▶ _EXERCISE DETAILS_
Please print all of the material below, word for word.

#### LISTED ENTRIES ####

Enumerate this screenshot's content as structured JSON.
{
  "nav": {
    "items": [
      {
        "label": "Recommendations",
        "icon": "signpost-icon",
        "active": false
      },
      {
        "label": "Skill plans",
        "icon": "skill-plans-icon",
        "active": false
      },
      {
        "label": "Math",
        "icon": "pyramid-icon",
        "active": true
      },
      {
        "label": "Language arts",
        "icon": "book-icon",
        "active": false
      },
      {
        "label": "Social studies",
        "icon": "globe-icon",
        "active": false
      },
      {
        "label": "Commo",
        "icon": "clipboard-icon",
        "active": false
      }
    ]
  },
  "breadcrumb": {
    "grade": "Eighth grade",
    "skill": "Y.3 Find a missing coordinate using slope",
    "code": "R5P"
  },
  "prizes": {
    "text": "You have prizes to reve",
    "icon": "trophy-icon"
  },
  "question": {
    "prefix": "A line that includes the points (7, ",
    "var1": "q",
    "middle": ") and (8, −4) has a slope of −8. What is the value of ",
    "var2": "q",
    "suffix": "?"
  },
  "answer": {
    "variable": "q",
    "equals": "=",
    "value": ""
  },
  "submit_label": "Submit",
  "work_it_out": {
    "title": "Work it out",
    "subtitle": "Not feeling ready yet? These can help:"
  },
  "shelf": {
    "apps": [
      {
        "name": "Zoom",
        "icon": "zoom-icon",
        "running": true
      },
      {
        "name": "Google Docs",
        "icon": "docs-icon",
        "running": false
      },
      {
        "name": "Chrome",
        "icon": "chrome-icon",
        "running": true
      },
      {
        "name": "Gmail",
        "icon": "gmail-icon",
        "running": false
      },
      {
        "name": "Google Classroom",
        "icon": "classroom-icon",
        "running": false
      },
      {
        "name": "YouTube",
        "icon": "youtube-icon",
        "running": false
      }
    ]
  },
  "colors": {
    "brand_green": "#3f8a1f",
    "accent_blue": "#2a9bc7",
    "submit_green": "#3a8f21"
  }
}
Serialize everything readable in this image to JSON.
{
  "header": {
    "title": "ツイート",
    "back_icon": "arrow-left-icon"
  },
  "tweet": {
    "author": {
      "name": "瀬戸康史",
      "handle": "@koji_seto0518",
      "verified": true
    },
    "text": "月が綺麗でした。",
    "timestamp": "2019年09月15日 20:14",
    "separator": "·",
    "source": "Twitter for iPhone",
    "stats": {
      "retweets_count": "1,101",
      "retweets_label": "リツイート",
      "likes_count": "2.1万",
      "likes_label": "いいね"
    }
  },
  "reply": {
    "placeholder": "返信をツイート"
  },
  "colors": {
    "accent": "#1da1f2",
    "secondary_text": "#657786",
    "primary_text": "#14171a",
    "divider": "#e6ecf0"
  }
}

####

▶ _RESULT BELOW_
Enumerate this screenshot's content as structured JSON.
{
  "nav": {
    "items": [
      {
        "label": "Recommendations",
        "icon": "signpost-icon",
        "active": false
      },
      {
        "label": "Skill plans",
        "icon": "skill-plans-icon",
        "active": false
      },
      {
        "label": "Math",
        "icon": "pyramid-icon",
        "active": true
      },
      {
        "label": "Language arts",
        "icon": "book-icon",
        "active": false
      },
      {
        "label": "Social studies",
        "icon": "globe-icon",
        "active": false
      },
      {
        "label": "Commo",
        "icon": "clipboard-icon",
        "active": false
      }
    ]
  },
  "breadcrumb": {
    "grade": "Eighth grade",
    "skill": "Y.3 Find a missing coordinate using slope",
    "code": "R5P"
  },
  "prizes": {
    "text": "You have prizes to reve",
    "icon": "trophy-icon"
  },
  "question": {
    "prefix": "A line that includes the points (7, ",
    "var1": "q",
    "middle": ") and (8, −4) has a slope of −8. What is the value of ",
    "var2": "q",
    "suffix": "?"
  },
  "answer": {
    "variable": "q",
    "equals": "=",
    "value": ""
  },
  "submit_label": "Submit",
  "work_it_out": {
    "title": "Work it out",
    "subtitle": "Not feeling ready yet? These can help:"
  },
  "shelf": {
    "apps": [
      {
        "name": "Zoom",
        "icon": "zoom-icon",
        "running": true
      },
      {
        "name": "Google Docs",
        "icon": "docs-icon",
        "running": false
      },
      {
        "name": "Chrome",
        "icon": "chrome-icon",
        "running": true
      },
      {
        "name": "Gmail",
        "icon": "gmail-icon",
        "running": false
      },
      {
        "name": "Google Classroom",
        "icon": "classroom-icon",
        "running": false
      },
      {
        "name": "YouTube",
        "icon": "youtube-icon",
        "running": false
      }
    ]
  },
  "colors": {
    "brand_green": "#3f8a1f",
    "accent_blue": "#2a9bc7",
    "submit_green": "#3a8f21"
  }
}
Serialize everything readable in this image to JSON.
{
  "header": {
    "title": "ツイート",
    "back_icon": "arrow-left-icon"
  },
  "tweet": {
    "author": {
      "name": "瀬戸康史",
      "handle": "@koji_seto0518",
      "verified": true
    },
    "text": "月が綺麗でした。",
    "timestamp": "2019年09月15日 20:14",
    "separator": "·",
    "source": "Twitter for iPhone",
    "stats": {
      "retweets_count": "1,101",
      "retweets_label": "リツイート",
      "likes_count": "2.1万",
      "likes_label": "いいね"
    }
  },
  "reply": {
    "placeholder": "返信をツイート"
  },
  "colors": {
    "accent": "#1da1f2",
    "secondary_text": "#657786",
    "primary_text": "#14171a",
    "divider": "#e6ecf0"
  }
}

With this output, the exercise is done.